→ **The task**
Drop the images; return everything else in the listing below exactly.

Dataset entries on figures
########
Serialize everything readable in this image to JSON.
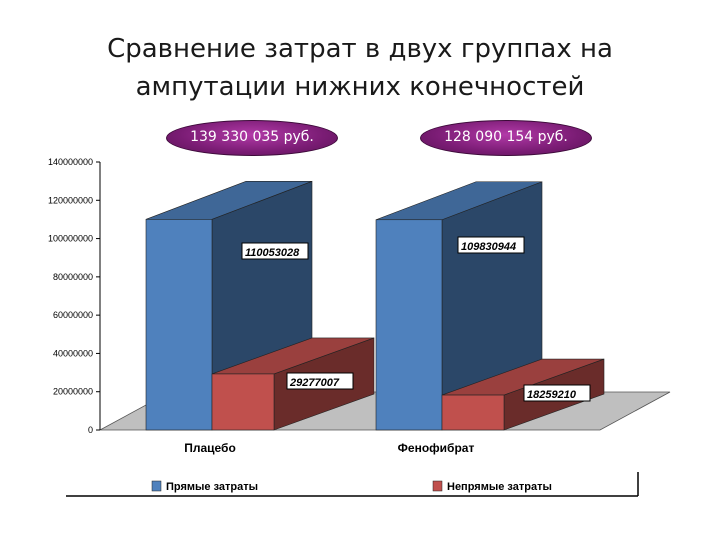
{
  "chart_data": {
    "type": "bar",
    "title": [
      "Сравнение затрат в двух группах на",
      "ампутации нижних конечностей"
    ],
    "categories": [
      "Плацебо",
      "Фенофибрат"
    ],
    "series": [
      {
        "name": "Прямые затраты",
        "values": [
          110053028,
          109830944
        ],
        "color": "#4f81bd"
      },
      {
        "name": "Непрямые затраты",
        "values": [
          29277007,
          18259210
        ],
        "color": "#c0504d"
      }
    ],
    "data_labels": [
      [
        "110053028",
        "109830944"
      ],
      [
        "29277007",
        "18259210"
      ]
    ],
    "totals": [
      "139 330 035 руб.",
      "128 090 154 руб."
    ],
    "yticks": [
      "0",
      "20000000",
      "40000000",
      "60000000",
      "80000000",
      "100000000",
      "120000000",
      "140000000"
    ],
    "ylim": [
      0,
      140000000
    ],
    "legend_position": "bottom",
    "grid": false
  }
}
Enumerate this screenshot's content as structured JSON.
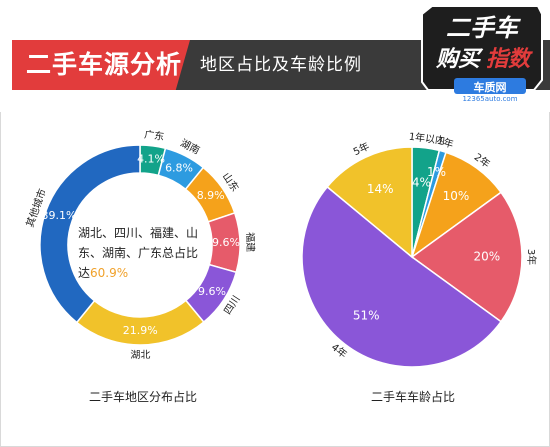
{
  "header": {
    "title": "二手车源分析",
    "subtitle": "地区占比及车龄比例",
    "logo": {
      "line1": "二手车",
      "line2a": "购买",
      "line2b": "指数",
      "site": "车质网",
      "url": "12365auto.com"
    }
  },
  "colors": {
    "red": "#e23c3c",
    "dark": "#3a3a3a",
    "teal": "#12a38a",
    "sky": "#2d9be0",
    "orange": "#f5a21b",
    "rose": "#e65b6a",
    "purple": "#8a56d8",
    "yellow": "#f1c22a",
    "blue": "#2168c0",
    "highlight": "#f0a12a"
  },
  "chart_data": [
    {
      "type": "pie",
      "variant": "donut",
      "title": "二手车地区分布占比",
      "slices": [
        {
          "label": "广东",
          "value": 4.1,
          "value_label": "4.1%",
          "color": "#12a38a"
        },
        {
          "label": "湖南",
          "value": 6.8,
          "value_label": "6.8%",
          "color": "#2d9be0"
        },
        {
          "label": "山东",
          "value": 8.9,
          "value_label": "8.9%",
          "color": "#f5a21b"
        },
        {
          "label": "福建",
          "value": 9.6,
          "value_label": "9.6%",
          "color": "#e65b6a"
        },
        {
          "label": "四川",
          "value": 9.6,
          "value_label": "9.6%",
          "color": "#8a56d8"
        },
        {
          "label": "湖北",
          "value": 21.9,
          "value_label": "21.9%",
          "color": "#f1c22a"
        },
        {
          "label": "其他城市",
          "value": 39.1,
          "value_label": "39.1%",
          "color": "#2168c0"
        }
      ],
      "center_text": {
        "line1": "湖北、四川、福建、山",
        "line2": "东、湖南、广东总占比",
        "line3_prefix": "达",
        "line3_value": "60.9%"
      }
    },
    {
      "type": "pie",
      "title": "二手车车龄占比",
      "slices": [
        {
          "label": "1年以内",
          "value": 4,
          "value_label": "4%",
          "color": "#12a38a"
        },
        {
          "label": "1年",
          "value": 1,
          "value_label": "1%",
          "color": "#2d9be0"
        },
        {
          "label": "2年",
          "value": 10,
          "value_label": "10%",
          "color": "#f5a21b"
        },
        {
          "label": "3年",
          "value": 20,
          "value_label": "20%",
          "color": "#e65b6a"
        },
        {
          "label": "4年",
          "value": 51,
          "value_label": "51%",
          "color": "#8a56d8"
        },
        {
          "label": "5年",
          "value": 14,
          "value_label": "14%",
          "color": "#f1c22a"
        }
      ]
    }
  ]
}
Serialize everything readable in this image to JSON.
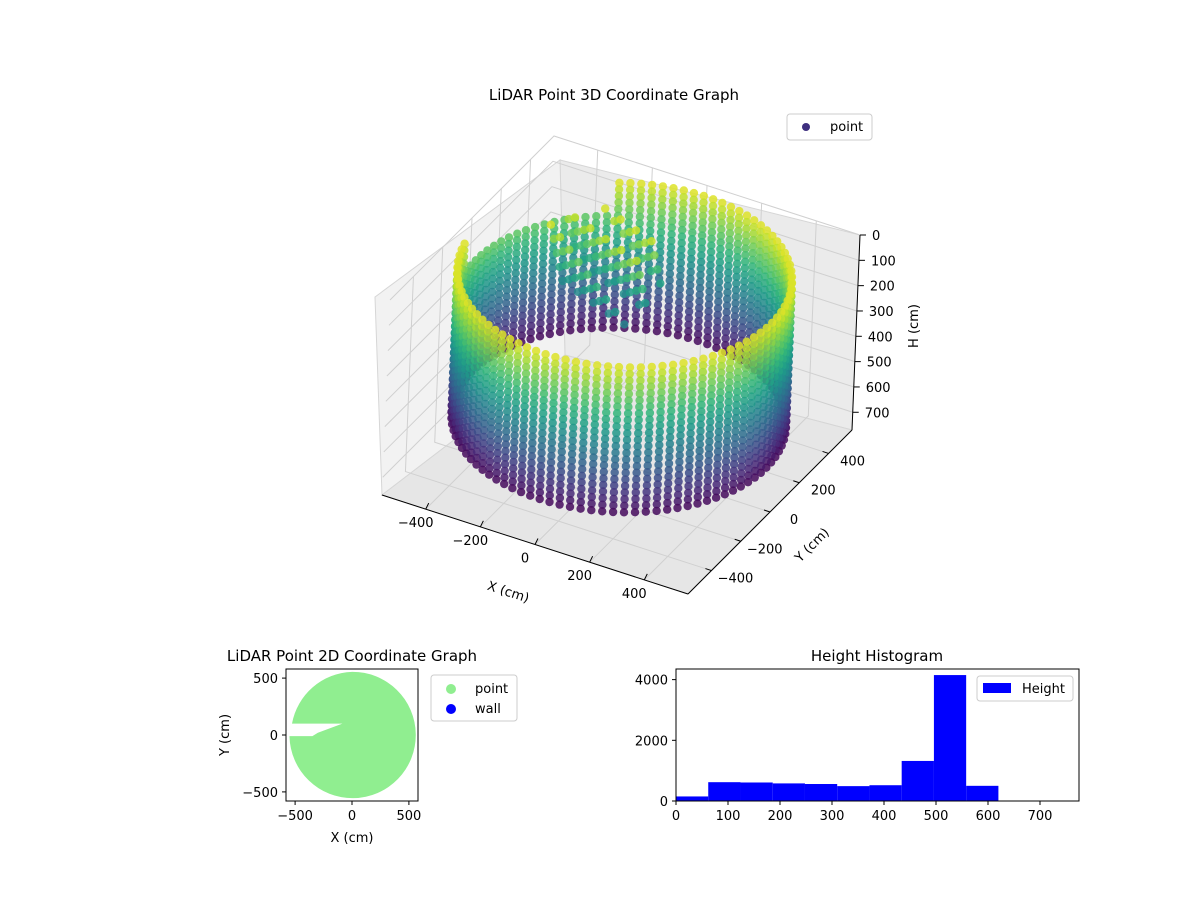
{
  "chart_data": [
    {
      "type": "scatter3d",
      "title": "LiDAR Point 3D Coordinate Graph",
      "xlabel": "X (cm)",
      "ylabel": "Y (cm)",
      "zlabel": "H (cm)",
      "x_ticks": [
        -400,
        -200,
        0,
        200,
        400
      ],
      "y_ticks": [
        -400,
        -200,
        0,
        200,
        400
      ],
      "z_ticks": [
        0,
        100,
        200,
        300,
        400,
        500,
        600,
        700
      ],
      "xlim": [
        -560,
        560
      ],
      "ylim": [
        -560,
        560
      ],
      "zlim": [
        770,
        0
      ],
      "colormap": "viridis",
      "legend": {
        "label": "point",
        "placement": "upper-right",
        "color": "#3e2f7f"
      },
      "description_shape": "cylindrical wall of points, radius ~550 cm, heights 0-620 cm"
    },
    {
      "type": "scatter",
      "title": "LiDAR Point 2D Coordinate Graph",
      "xlabel": "X (cm)",
      "ylabel": "Y (cm)",
      "x_ticks": [
        -500,
        0,
        500
      ],
      "y_ticks": [
        500,
        0,
        -500
      ],
      "xlim": [
        -580,
        580
      ],
      "ylim": [
        -580,
        580
      ],
      "series": [
        {
          "name": "point",
          "color": "#90ee90"
        },
        {
          "name": "wall",
          "color": "#0000ff"
        }
      ],
      "legend_placement": "outside-right"
    },
    {
      "type": "bar",
      "title": "Height Histogram",
      "x_ticks": [
        0,
        100,
        200,
        300,
        400,
        500,
        600,
        700
      ],
      "y_ticks": [
        0,
        2000,
        4000
      ],
      "xlim": [
        0,
        775
      ],
      "ylim": [
        0,
        4350
      ],
      "bin_edges": [
        0,
        62,
        124,
        186,
        248,
        310,
        372,
        434,
        496,
        558,
        620
      ],
      "values": [
        150,
        620,
        610,
        580,
        560,
        490,
        520,
        1320,
        4150,
        500
      ],
      "series": [
        {
          "name": "Height",
          "color": "#0000ff"
        }
      ],
      "legend_placement": "upper-right"
    }
  ]
}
########
→ **Exercise answer**
Serialize everything readable in this image to JSON.
{
  "chart_data": {
    "type": "bar",
    "title": [
      "Сравнение затрат в двух группах на",
      "ампутации нижних конечностей"
    ],
    "categories": [
      "Плацебо",
      "Фенофибрат"
    ],
    "series": [
      {
        "name": "Прямые затраты",
        "values": [
          110053028,
          109830944
        ],
        "color": "#4f81bd"
      },
      {
        "name": "Непрямые затраты",
        "values": [
          29277007,
          18259210
        ],
        "color": "#c0504d"
      }
    ],
    "data_labels": [
      [
        "110053028",
        "109830944"
      ],
      [
        "29277007",
        "18259210"
      ]
    ],
    "totals": [
      "139 330 035 руб.",
      "128 090 154 руб."
    ],
    "yticks": [
      "0",
      "20000000",
      "40000000",
      "60000000",
      "80000000",
      "100000000",
      "120000000",
      "140000000"
    ],
    "ylim": [
      0,
      140000000
    ],
    "legend_position": "bottom",
    "grid": false
  }
}
Enumerate this screenshot's content as structured JSON.
{
  "header": {
    "title": "二手车源分析",
    "subtitle": "地区占比及车龄比例",
    "logo": {
      "line1": "二手车",
      "line2a": "购买",
      "line2b": "指数",
      "site": "车质网",
      "url": "12365auto.com"
    }
  },
  "colors": {
    "red": "#e23c3c",
    "dark": "#3a3a3a",
    "teal": "#12a38a",
    "sky": "#2d9be0",
    "orange": "#f5a21b",
    "rose": "#e65b6a",
    "purple": "#8a56d8",
    "yellow": "#f1c22a",
    "blue": "#2168c0",
    "highlight": "#f0a12a"
  },
  "chart_data": [
    {
      "type": "pie",
      "variant": "donut",
      "title": "二手车地区分布占比",
      "slices": [
        {
          "label": "广东",
          "value": 4.1,
          "value_label": "4.1%",
          "color": "#12a38a"
        },
        {
          "label": "湖南",
          "value": 6.8,
          "value_label": "6.8%",
          "color": "#2d9be0"
        },
        {
          "label": "山东",
          "value": 8.9,
          "value_label": "8.9%",
          "color": "#f5a21b"
        },
        {
          "label": "福建",
          "value": 9.6,
          "value_label": "9.6%",
          "color": "#e65b6a"
        },
        {
          "label": "四川",
          "value": 9.6,
          "value_label": "9.6%",
          "color": "#8a56d8"
        },
        {
          "label": "湖北",
          "value": 21.9,
          "value_label": "21.9%",
          "color": "#f1c22a"
        },
        {
          "label": "其他城市",
          "value": 39.1,
          "value_label": "39.1%",
          "color": "#2168c0"
        }
      ],
      "center_text": {
        "line1": "湖北、四川、福建、山",
        "line2": "东、湖南、广东总占比",
        "line3_prefix": "达",
        "line3_value": "60.9%"
      }
    },
    {
      "type": "pie",
      "title": "二手车车龄占比",
      "slices": [
        {
          "label": "1年以内",
          "value": 4,
          "value_label": "4%",
          "color": "#12a38a"
        },
        {
          "label": "1年",
          "value": 1,
          "value_label": "1%",
          "color": "#2d9be0"
        },
        {
          "label": "2年",
          "value": 10,
          "value_label": "10%",
          "color": "#f5a21b"
        },
        {
          "label": "3年",
          "value": 20,
          "value_label": "20%",
          "color": "#e65b6a"
        },
        {
          "label": "4年",
          "value": 51,
          "value_label": "51%",
          "color": "#8a56d8"
        },
        {
          "label": "5年",
          "value": 14,
          "value_label": "14%",
          "color": "#f1c22a"
        }
      ]
    }
  ]
}
Serialize everything readable in this image to JSON.
{
  "chart_data": [
    {
      "type": "scatter3d",
      "title": "LiDAR Point 3D Coordinate Graph",
      "xlabel": "X (cm)",
      "ylabel": "Y (cm)",
      "zlabel": "H (cm)",
      "x_ticks": [
        -400,
        -200,
        0,
        200,
        400
      ],
      "y_ticks": [
        -400,
        -200,
        0,
        200,
        400
      ],
      "z_ticks": [
        0,
        100,
        200,
        300,
        400,
        500,
        600,
        700
      ],
      "xlim": [
        -560,
        560
      ],
      "ylim": [
        -560,
        560
      ],
      "zlim": [
        770,
        0
      ],
      "colormap": "viridis",
      "legend": {
        "label": "point",
        "placement": "upper-right",
        "color": "#3e2f7f"
      },
      "description_shape": "cylindrical wall of points, radius ~550 cm, heights 0-620 cm"
    },
    {
      "type": "scatter",
      "title": "LiDAR Point 2D Coordinate Graph",
      "xlabel": "X (cm)",
      "ylabel": "Y (cm)",
      "x_ticks": [
        -500,
        0,
        500
      ],
      "y_ticks": [
        500,
        0,
        -500
      ],
      "xlim": [
        -580,
        580
      ],
      "ylim": [
        -580,
        580
      ],
      "series": [
        {
          "name": "point",
          "color": "#90ee90"
        },
        {
          "name": "wall",
          "color": "#0000ff"
        }
      ],
      "legend_placement": "outside-right"
    },
    {
      "type": "bar",
      "title": "Height Histogram",
      "x_ticks": [
        0,
        100,
        200,
        300,
        400,
        500,
        600,
        700
      ],
      "y_ticks": [
        0,
        2000,
        4000
      ],
      "xlim": [
        0,
        775
      ],
      "ylim": [
        0,
        4350
      ],
      "bin_edges": [
        0,
        62,
        124,
        186,
        248,
        310,
        372,
        434,
        496,
        558,
        620
      ],
      "values": [
        150,
        620,
        610,
        580,
        560,
        490,
        520,
        1320,
        4150,
        500
      ],
      "series": [
        {
          "name": "Height",
          "color": "#0000ff"
        }
      ],
      "legend_placement": "upper-right"
    }
  ]
}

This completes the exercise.